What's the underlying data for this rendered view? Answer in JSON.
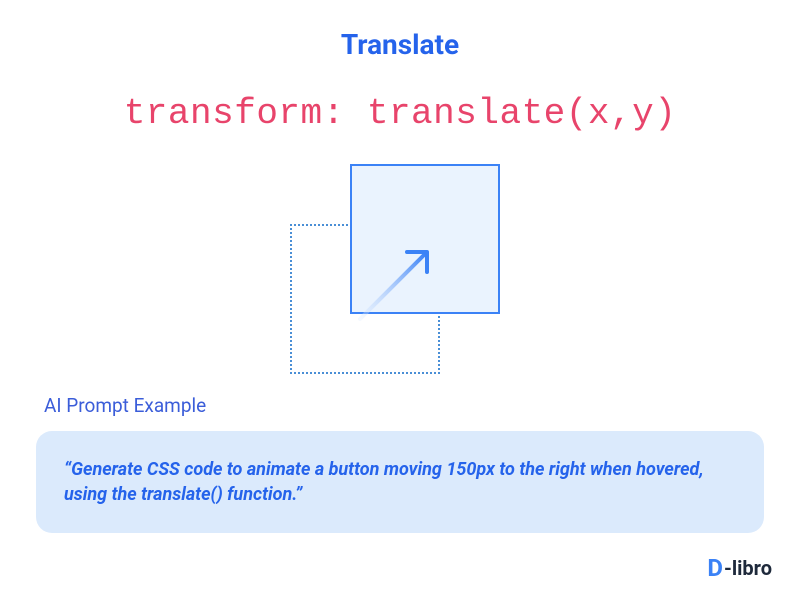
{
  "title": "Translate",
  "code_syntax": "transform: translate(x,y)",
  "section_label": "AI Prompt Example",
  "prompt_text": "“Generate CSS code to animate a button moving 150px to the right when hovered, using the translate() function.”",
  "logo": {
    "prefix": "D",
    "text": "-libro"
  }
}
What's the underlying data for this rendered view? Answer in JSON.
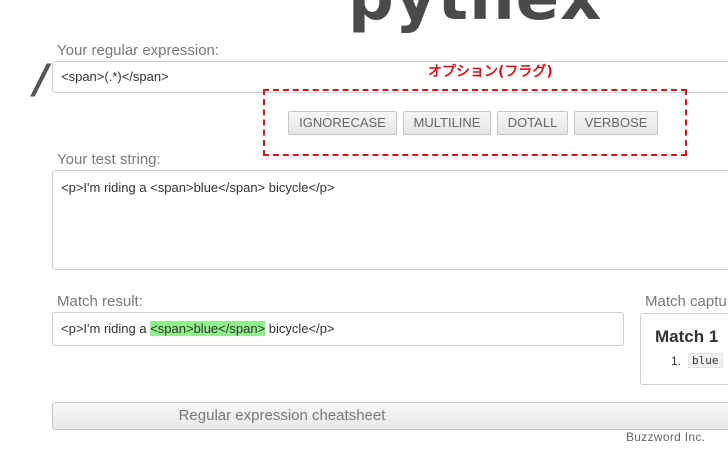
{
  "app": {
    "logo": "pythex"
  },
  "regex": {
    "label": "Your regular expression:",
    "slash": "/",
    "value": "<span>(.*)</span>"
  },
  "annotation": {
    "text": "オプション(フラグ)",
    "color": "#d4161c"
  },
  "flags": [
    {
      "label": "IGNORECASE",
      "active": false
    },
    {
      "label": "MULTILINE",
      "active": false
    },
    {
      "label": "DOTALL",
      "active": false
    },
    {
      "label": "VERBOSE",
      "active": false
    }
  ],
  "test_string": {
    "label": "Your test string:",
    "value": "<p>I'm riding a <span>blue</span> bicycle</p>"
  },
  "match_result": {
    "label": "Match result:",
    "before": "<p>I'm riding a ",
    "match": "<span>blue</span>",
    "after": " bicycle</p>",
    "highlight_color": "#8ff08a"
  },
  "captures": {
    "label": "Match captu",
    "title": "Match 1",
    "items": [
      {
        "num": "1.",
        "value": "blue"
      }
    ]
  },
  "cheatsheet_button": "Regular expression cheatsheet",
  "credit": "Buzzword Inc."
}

-----

▶ **EXERCISE OBJECTIVE**: Scan the listing above and copy all lines containing the word "span".

▶ **OUTPUT**:
    "value": "<span>(.*)</span>"
    "value": "<p>I'm riding a <span>blue</span> bicycle</p>"
    "match": "<span>blue</span>",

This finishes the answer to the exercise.